Write out every line below that includes the word "előző".

***** Material supplied *****

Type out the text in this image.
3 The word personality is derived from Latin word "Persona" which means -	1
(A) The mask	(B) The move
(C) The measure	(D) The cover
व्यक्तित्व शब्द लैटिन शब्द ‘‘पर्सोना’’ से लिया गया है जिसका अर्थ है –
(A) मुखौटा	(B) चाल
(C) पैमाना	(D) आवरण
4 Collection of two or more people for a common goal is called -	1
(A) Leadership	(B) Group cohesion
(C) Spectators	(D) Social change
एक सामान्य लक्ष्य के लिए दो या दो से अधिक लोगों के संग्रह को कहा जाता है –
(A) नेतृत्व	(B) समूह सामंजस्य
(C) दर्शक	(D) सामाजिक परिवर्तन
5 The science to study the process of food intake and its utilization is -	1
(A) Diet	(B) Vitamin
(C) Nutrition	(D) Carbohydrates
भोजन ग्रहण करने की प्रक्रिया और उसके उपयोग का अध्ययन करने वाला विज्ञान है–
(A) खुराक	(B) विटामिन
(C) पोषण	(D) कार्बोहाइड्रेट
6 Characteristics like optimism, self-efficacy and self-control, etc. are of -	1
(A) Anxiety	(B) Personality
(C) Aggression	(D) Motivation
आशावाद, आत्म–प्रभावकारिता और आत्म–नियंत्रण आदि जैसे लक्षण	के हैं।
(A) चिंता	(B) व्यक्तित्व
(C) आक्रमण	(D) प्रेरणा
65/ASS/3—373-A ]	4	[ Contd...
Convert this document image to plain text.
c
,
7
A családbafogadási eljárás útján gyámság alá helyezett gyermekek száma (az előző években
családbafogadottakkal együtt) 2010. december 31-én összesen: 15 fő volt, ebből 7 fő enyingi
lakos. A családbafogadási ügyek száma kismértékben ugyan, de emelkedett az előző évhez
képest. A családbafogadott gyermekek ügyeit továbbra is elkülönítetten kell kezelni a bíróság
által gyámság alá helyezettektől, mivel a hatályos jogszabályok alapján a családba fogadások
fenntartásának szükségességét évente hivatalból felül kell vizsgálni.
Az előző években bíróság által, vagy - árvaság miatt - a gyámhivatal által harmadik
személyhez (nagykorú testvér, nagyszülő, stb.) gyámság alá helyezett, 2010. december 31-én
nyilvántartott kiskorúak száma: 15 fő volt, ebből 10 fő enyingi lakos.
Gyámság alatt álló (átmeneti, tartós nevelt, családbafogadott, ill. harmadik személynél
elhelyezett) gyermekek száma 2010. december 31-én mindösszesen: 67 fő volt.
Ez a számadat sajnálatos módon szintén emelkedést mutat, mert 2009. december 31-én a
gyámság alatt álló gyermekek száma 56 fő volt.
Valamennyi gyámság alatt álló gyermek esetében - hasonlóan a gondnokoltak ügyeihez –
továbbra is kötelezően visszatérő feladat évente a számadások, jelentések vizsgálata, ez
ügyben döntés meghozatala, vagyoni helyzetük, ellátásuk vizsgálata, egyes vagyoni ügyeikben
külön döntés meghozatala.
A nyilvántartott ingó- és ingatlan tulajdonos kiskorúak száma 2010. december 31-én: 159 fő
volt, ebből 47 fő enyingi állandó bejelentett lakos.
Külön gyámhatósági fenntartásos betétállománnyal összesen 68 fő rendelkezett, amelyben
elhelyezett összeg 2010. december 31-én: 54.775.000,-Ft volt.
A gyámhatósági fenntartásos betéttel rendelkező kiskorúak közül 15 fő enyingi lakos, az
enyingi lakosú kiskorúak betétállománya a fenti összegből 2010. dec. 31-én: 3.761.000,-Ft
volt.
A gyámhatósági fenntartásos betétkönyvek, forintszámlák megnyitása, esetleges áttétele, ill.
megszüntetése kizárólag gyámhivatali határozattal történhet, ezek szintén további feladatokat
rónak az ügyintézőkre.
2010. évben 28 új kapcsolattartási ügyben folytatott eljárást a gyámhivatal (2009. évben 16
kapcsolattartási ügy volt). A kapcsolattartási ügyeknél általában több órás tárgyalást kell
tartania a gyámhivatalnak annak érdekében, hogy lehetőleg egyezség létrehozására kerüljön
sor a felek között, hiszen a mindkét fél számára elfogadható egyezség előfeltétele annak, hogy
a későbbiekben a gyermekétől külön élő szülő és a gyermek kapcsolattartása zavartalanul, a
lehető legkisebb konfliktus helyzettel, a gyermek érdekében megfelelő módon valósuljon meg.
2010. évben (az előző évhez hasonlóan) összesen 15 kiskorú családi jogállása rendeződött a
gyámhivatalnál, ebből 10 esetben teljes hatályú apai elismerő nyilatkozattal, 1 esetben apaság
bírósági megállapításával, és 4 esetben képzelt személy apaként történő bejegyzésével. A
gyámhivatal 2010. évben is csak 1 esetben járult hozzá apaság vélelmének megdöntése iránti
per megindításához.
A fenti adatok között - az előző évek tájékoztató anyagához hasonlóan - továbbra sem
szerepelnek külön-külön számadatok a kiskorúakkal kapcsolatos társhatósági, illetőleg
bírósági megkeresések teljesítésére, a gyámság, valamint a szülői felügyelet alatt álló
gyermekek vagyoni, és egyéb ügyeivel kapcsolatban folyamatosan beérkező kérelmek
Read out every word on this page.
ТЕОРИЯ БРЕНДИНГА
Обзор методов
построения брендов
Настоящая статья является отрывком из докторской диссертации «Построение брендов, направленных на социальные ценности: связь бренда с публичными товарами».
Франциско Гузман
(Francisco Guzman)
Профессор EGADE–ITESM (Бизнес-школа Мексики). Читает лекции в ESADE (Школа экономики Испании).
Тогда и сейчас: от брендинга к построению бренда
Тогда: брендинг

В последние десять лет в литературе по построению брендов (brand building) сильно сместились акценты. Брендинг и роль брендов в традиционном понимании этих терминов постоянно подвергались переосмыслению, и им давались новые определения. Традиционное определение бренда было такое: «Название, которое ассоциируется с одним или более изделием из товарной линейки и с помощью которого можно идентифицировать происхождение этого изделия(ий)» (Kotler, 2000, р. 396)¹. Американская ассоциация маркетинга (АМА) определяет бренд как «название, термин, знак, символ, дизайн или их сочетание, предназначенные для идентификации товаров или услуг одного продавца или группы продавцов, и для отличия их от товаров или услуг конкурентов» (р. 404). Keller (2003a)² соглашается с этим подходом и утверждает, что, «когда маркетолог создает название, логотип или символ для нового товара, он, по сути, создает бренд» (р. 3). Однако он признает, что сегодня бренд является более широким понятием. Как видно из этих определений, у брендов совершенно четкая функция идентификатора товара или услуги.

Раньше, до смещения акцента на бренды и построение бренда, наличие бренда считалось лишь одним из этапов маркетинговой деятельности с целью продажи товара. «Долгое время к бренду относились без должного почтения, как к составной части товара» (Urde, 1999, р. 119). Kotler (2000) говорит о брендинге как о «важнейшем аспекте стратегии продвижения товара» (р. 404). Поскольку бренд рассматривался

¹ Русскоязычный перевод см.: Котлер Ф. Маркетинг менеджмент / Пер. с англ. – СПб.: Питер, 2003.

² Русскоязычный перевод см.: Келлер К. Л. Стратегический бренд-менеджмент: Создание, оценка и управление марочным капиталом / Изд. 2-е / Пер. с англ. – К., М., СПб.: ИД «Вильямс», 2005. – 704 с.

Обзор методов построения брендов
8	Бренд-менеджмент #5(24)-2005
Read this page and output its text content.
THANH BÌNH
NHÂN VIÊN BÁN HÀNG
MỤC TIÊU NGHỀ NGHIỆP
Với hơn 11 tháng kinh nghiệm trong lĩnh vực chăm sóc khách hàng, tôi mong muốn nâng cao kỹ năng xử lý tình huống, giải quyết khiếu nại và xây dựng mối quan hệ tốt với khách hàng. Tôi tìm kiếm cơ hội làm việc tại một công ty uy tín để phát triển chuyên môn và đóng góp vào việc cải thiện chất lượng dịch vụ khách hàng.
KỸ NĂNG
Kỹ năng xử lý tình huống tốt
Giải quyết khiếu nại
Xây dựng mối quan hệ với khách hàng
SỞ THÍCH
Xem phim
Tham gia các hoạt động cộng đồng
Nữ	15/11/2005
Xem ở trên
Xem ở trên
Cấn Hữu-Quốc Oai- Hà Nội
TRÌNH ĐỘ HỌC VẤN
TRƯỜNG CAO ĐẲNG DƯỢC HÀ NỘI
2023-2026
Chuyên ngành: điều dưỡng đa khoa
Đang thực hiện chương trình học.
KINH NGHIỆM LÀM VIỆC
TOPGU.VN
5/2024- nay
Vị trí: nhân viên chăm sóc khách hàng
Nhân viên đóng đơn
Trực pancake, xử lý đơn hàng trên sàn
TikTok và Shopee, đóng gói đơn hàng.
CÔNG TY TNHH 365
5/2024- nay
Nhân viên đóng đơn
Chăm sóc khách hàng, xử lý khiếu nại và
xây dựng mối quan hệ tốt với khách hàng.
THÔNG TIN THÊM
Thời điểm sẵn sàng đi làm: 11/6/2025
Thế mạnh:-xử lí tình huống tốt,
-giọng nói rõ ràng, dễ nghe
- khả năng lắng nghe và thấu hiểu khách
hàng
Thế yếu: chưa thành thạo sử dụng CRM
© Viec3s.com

*****

Solution to the problem ->
A családbafogadási eljárás útján gyámság alá helyezett gyermekek száma (az előző években
lakos. A családbafogadási ügyek száma kismértékben ugyan, de emelkedett az előző évhez
Az előző években bíróság által, vagy - árvaság miatt - a gyámhivatal által harmadik
2010. évben (az előző évhez hasonlóan) összesen 15 kiskorú családi jogállása rendeződött a
A fenti adatok között - az előző évek tájékoztató anyagához hasonlóan - továbbra sem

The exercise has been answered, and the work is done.